**TASK DETAILS**:
Return all of the data exactly as given.

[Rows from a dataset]
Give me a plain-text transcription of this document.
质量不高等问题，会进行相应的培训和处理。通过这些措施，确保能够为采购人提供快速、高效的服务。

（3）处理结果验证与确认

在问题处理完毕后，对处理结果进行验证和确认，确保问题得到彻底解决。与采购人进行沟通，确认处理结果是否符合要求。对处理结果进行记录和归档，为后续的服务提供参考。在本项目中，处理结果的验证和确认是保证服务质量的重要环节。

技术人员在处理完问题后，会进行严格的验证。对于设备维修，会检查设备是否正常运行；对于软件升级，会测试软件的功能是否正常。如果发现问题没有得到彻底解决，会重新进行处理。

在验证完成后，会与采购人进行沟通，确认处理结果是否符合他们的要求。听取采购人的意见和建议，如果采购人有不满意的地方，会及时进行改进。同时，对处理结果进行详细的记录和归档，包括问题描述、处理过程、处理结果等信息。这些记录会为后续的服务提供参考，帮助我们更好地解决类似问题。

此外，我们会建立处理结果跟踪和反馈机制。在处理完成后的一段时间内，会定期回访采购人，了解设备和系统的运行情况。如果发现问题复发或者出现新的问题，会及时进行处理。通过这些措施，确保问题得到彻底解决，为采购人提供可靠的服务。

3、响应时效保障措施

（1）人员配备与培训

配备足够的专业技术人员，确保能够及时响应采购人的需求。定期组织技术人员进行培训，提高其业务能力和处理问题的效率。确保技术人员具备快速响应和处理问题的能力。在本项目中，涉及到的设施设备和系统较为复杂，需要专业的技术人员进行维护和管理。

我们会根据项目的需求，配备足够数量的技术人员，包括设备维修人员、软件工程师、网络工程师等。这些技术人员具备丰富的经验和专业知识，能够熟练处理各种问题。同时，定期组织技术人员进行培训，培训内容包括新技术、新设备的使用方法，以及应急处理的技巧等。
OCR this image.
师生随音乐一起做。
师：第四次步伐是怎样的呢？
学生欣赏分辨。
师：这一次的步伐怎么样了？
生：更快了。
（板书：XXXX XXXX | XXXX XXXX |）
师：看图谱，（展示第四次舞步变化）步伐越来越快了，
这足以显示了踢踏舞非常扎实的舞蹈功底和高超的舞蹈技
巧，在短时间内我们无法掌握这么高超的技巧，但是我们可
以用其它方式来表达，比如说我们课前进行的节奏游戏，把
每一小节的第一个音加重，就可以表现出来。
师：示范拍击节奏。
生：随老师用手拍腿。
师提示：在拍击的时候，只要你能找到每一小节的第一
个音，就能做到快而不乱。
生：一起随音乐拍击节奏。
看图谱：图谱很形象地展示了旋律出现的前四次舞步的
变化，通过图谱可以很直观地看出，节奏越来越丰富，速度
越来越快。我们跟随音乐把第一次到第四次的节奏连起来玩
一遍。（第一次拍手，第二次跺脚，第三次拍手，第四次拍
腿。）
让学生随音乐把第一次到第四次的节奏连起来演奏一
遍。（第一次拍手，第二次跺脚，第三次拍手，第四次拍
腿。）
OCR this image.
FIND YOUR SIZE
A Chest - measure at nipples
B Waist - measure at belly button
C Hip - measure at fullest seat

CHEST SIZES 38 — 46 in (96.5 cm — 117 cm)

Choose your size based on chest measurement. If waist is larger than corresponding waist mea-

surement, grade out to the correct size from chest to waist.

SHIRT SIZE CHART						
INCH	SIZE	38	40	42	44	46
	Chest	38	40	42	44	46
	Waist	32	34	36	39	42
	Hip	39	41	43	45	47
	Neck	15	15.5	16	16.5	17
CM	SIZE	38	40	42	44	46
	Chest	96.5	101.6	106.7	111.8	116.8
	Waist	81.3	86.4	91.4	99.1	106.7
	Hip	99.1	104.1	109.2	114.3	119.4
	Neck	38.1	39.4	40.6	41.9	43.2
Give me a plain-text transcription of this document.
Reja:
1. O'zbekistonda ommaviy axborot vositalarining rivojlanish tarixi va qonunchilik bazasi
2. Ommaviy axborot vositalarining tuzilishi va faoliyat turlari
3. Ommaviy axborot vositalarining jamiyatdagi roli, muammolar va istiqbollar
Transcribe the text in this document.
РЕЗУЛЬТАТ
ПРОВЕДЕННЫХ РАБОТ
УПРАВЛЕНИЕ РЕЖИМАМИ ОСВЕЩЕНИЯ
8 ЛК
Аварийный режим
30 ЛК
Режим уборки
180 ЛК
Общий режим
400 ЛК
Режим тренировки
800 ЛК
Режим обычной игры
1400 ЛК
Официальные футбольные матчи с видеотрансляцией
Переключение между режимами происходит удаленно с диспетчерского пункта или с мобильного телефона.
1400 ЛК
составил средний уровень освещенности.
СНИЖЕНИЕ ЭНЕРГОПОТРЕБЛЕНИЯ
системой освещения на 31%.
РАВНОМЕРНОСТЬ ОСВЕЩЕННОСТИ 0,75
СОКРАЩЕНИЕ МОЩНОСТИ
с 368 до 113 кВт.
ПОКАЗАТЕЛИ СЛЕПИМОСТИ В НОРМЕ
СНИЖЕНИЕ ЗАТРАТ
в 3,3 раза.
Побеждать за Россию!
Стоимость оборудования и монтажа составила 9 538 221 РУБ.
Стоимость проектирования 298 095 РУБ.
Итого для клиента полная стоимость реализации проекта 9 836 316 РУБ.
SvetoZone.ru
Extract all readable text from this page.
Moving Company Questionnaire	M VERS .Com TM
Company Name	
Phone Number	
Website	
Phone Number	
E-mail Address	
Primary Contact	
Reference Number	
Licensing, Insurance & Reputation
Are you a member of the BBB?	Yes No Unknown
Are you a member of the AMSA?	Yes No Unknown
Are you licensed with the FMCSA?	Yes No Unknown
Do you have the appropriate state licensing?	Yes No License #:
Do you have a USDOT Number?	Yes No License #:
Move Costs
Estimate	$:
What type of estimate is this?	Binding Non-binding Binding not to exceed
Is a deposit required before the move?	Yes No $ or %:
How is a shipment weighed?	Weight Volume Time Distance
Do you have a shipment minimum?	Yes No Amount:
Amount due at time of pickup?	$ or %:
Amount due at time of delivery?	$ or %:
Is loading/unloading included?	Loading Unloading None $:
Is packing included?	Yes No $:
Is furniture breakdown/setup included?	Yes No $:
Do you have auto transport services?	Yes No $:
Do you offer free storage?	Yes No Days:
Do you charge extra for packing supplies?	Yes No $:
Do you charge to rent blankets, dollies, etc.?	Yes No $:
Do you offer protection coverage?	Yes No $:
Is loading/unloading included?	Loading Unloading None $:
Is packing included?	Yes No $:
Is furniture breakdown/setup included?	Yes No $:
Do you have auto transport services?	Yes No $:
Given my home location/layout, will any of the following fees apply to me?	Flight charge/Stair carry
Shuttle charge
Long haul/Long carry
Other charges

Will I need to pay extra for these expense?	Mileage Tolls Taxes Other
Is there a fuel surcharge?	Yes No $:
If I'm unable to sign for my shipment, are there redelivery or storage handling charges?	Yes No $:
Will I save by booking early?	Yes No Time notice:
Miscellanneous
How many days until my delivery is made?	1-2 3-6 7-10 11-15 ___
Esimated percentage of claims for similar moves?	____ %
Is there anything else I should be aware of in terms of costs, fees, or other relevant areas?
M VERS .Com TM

**EXERCISE RESULT**:
Give me a plain-text transcription of this document.
质量不高等问题，会进行相应的培训和处理。通过这些措施，确保能够为采购人提供快速、高效的服务。

（3）处理结果验证与确认

在问题处理完毕后，对处理结果进行验证和确认，确保问题得到彻底解决。与采购人进行沟通，确认处理结果是否符合要求。对处理结果进行记录和归档，为后续的服务提供参考。在本项目中，处理结果的验证和确认是保证服务质量的重要环节。

技术人员在处理完问题后，会进行严格的验证。对于设备维修，会检查设备是否正常运行；对于软件升级，会测试软件的功能是否正常。如果发现问题没有得到彻底解决，会重新进行处理。

在验证完成后，会与采购人进行沟通，确认处理结果是否符合他们的要求。听取采购人的意见和建议，如果采购人有不满意的地方，会及时进行改进。同时，对处理结果进行详细的记录和归档，包括问题描述、处理过程、处理结果等信息。这些记录会为后续的服务提供参考，帮助我们更好地解决类似问题。

此外，我们会建立处理结果跟踪和反馈机制。在处理完成后的一段时间内，会定期回访采购人，了解设备和系统的运行情况。如果发现问题复发或者出现新的问题，会及时进行处理。通过这些措施，确保问题得到彻底解决，为采购人提供可靠的服务。

3、响应时效保障措施

（1）人员配备与培训

配备足够的专业技术人员，确保能够及时响应采购人的需求。定期组织技术人员进行培训，提高其业务能力和处理问题的效率。确保技术人员具备快速响应和处理问题的能力。在本项目中，涉及到的设施设备和系统较为复杂，需要专业的技术人员进行维护和管理。

我们会根据项目的需求，配备足够数量的技术人员，包括设备维修人员、软件工程师、网络工程师等。这些技术人员具备丰富的经验和专业知识，能够熟练处理各种问题。同时，定期组织技术人员进行培训，培训内容包括新技术、新设备的使用方法，以及应急处理的技巧等。
OCR this image.
师生随音乐一起做。
师：第四次步伐是怎样的呢？
学生欣赏分辨。
师：这一次的步伐怎么样了？
生：更快了。
（板书：XXXX XXXX | XXXX XXXX |）
师：看图谱，（展示第四次舞步变化）步伐越来越快了，
这足以显示了踢踏舞非常扎实的舞蹈功底和高超的舞蹈技
巧，在短时间内我们无法掌握这么高超的技巧，但是我们可
以用其它方式来表达，比如说我们课前进行的节奏游戏，把
每一小节的第一个音加重，就可以表现出来。
师：示范拍击节奏。
生：随老师用手拍腿。
师提示：在拍击的时候，只要你能找到每一小节的第一
个音，就能做到快而不乱。
生：一起随音乐拍击节奏。
看图谱：图谱很形象地展示了旋律出现的前四次舞步的
变化，通过图谱可以很直观地看出，节奏越来越丰富，速度
越来越快。我们跟随音乐把第一次到第四次的节奏连起来玩
一遍。（第一次拍手，第二次跺脚，第三次拍手，第四次拍
腿。）
让学生随音乐把第一次到第四次的节奏连起来演奏一
遍。（第一次拍手，第二次跺脚，第三次拍手，第四次拍
腿。）
OCR this image.
FIND YOUR SIZE
A Chest - measure at nipples
B Waist - measure at belly button
C Hip - measure at fullest seat

CHEST SIZES 38 — 46 in (96.5 cm — 117 cm)

Choose your size based on chest measurement. If waist is larger than corresponding waist mea-

surement, grade out to the correct size from chest to waist.

SHIRT SIZE CHART						
INCH	SIZE	38	40	42	44	46
	Chest	38	40	42	44	46
	Waist	32	34	36	39	42
	Hip	39	41	43	45	47
	Neck	15	15.5	16	16.5	17
CM	SIZE	38	40	42	44	46
	Chest	96.5	101.6	106.7	111.8	116.8
	Waist	81.3	86.4	91.4	99.1	106.7
	Hip	99.1	104.1	109.2	114.3	119.4
	Neck	38.1	39.4	40.6	41.9	43.2
Give me a plain-text transcription of this document.
Reja:
1. O'zbekistonda ommaviy axborot vositalarining rivojlanish tarixi va qonunchilik bazasi
2. Ommaviy axborot vositalarining tuzilishi va faoliyat turlari
3. Ommaviy axborot vositalarining jamiyatdagi roli, muammolar va istiqbollar
Transcribe the text in this document.
РЕЗУЛЬТАТ
ПРОВЕДЕННЫХ РАБОТ
УПРАВЛЕНИЕ РЕЖИМАМИ ОСВЕЩЕНИЯ
8 ЛК
Аварийный режим
30 ЛК
Режим уборки
180 ЛК
Общий режим
400 ЛК
Режим тренировки
800 ЛК
Режим обычной игры
1400 ЛК
Официальные футбольные матчи с видеотрансляцией
Переключение между режимами происходит удаленно с диспетчерского пункта или с мобильного телефона.
1400 ЛК
составил средний уровень освещенности.
СНИЖЕНИЕ ЭНЕРГОПОТРЕБЛЕНИЯ
системой освещения на 31%.
РАВНОМЕРНОСТЬ ОСВЕЩЕННОСТИ 0,75
СОКРАЩЕНИЕ МОЩНОСТИ
с 368 до 113 кВт.
ПОКАЗАТЕЛИ СЛЕПИМОСТИ В НОРМЕ
СНИЖЕНИЕ ЗАТРАТ
в 3,3 раза.
Побеждать за Россию!
Стоимость оборудования и монтажа составила 9 538 221 РУБ.
Стоимость проектирования 298 095 РУБ.
Итого для клиента полная стоимость реализации проекта 9 836 316 РУБ.
SvetoZone.ru
Extract all readable text from this page.
Moving Company Questionnaire	M VERS .Com TM
Company Name	
Phone Number	
Website	
Phone Number	
E-mail Address	
Primary Contact	
Reference Number	
Licensing, Insurance & Reputation
Are you a member of the BBB?	Yes No Unknown
Are you a member of the AMSA?	Yes No Unknown
Are you licensed with the FMCSA?	Yes No Unknown
Do you have the appropriate state licensing?	Yes No License #:
Do you have a USDOT Number?	Yes No License #:
Move Costs
Estimate	$:
What type of estimate is this?	Binding Non-binding Binding not to exceed
Is a deposit required before the move?	Yes No $ or %:
How is a shipment weighed?	Weight Volume Time Distance
Do you have a shipment minimum?	Yes No Amount:
Amount due at time of pickup?	$ or %:
Amount due at time of delivery?	$ or %:
Is loading/unloading included?	Loading Unloading None $:
Is packing included?	Yes No $:
Is furniture breakdown/setup included?	Yes No $:
Do you have auto transport services?	Yes No $:
Do you offer free storage?	Yes No Days:
Do you charge extra for packing supplies?	Yes No $:
Do you charge to rent blankets, dollies, etc.?	Yes No $:
Do you offer protection coverage?	Yes No $:
Is loading/unloading included?	Loading Unloading None $:
Is packing included?	Yes No $:
Is furniture breakdown/setup included?	Yes No $:
Do you have auto transport services?	Yes No $:
Given my home location/layout, will any of the following fees apply to me?	Flight charge/Stair carry
Shuttle charge
Long haul/Long carry
Other charges

Will I need to pay extra for these expense?	Mileage Tolls Taxes Other
Is there a fuel surcharge?	Yes No $:
If I'm unable to sign for my shipment, are there redelivery or storage handling charges?	Yes No $:
Will I save by booking early?	Yes No Time notice:
Miscellanneous
How many days until my delivery is made?	1-2 3-6 7-10 11-15 ___
Esimated percentage of claims for similar moves?	____ %
Is there anything else I should be aware of in terms of costs, fees, or other relevant areas?
M VERS .Com TM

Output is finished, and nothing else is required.